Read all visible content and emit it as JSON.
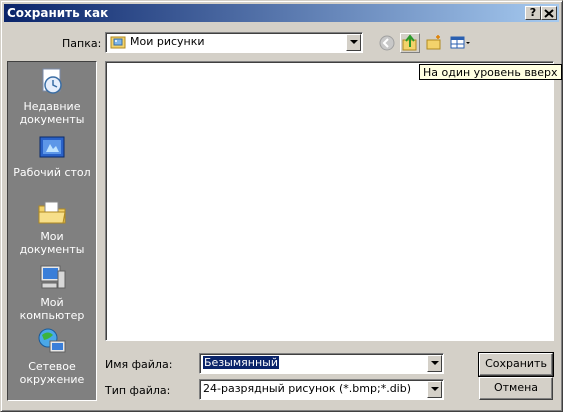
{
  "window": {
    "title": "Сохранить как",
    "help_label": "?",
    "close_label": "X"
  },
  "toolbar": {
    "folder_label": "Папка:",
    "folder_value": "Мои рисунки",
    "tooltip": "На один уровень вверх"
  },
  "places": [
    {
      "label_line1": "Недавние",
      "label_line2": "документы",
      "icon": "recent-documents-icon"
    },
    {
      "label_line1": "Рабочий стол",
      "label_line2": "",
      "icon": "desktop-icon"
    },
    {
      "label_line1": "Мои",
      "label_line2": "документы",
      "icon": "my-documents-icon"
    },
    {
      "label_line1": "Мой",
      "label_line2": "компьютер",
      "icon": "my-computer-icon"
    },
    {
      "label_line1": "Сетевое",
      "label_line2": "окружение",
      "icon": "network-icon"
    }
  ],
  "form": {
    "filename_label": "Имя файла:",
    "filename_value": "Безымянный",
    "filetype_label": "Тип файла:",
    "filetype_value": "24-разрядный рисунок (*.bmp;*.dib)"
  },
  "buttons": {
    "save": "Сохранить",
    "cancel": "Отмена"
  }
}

------

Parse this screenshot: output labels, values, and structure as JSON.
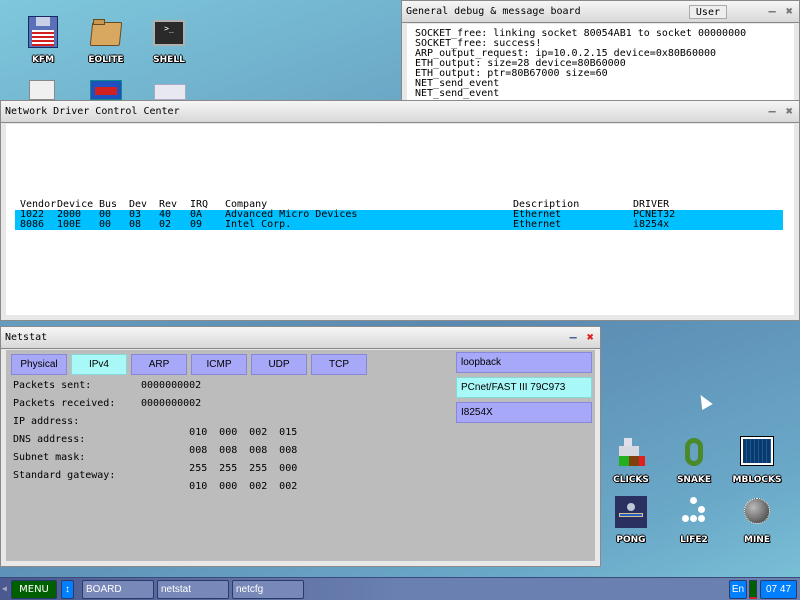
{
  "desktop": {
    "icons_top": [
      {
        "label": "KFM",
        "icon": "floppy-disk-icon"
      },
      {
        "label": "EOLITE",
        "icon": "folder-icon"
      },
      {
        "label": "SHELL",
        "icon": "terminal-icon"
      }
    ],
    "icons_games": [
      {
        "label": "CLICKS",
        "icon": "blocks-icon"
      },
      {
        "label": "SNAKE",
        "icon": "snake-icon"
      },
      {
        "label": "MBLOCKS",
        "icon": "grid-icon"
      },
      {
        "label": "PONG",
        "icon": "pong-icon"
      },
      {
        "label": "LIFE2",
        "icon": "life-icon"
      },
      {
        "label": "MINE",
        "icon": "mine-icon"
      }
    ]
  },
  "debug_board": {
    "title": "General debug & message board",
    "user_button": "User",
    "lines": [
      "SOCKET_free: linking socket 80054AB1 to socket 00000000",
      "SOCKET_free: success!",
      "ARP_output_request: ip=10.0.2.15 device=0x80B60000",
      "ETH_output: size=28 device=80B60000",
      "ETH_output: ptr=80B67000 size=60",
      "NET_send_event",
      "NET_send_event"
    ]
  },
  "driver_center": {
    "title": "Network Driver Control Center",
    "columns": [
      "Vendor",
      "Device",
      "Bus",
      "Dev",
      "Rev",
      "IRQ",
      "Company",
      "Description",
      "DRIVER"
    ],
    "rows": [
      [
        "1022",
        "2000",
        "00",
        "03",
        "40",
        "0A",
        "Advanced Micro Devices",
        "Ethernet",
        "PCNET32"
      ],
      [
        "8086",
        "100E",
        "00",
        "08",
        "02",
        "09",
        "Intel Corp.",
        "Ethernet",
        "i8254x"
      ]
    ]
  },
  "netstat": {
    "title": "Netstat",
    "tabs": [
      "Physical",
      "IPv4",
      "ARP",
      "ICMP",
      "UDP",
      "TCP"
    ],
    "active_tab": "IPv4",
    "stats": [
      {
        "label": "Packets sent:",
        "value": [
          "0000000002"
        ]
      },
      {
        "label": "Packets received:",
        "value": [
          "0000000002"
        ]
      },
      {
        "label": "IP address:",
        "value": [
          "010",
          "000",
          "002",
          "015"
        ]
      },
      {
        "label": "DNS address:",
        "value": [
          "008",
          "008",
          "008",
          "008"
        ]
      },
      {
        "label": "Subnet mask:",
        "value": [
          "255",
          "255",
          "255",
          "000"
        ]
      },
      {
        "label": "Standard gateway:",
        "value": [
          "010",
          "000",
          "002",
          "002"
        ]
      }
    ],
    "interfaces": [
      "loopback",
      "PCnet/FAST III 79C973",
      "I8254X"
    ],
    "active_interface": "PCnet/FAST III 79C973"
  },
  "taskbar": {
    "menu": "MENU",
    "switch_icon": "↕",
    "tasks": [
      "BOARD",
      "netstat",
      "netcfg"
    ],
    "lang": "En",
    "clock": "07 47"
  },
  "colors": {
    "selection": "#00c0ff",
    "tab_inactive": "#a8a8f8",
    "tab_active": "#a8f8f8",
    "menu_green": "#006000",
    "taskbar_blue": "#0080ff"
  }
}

------

:: AIM OF THE EXERCISE ::
Copy, from the material above, each line in which the string "Packets" occurs.

:: REPLY TO THE EXERCISE ::
        "label": "Packets sent:",
        "label": "Packets received:",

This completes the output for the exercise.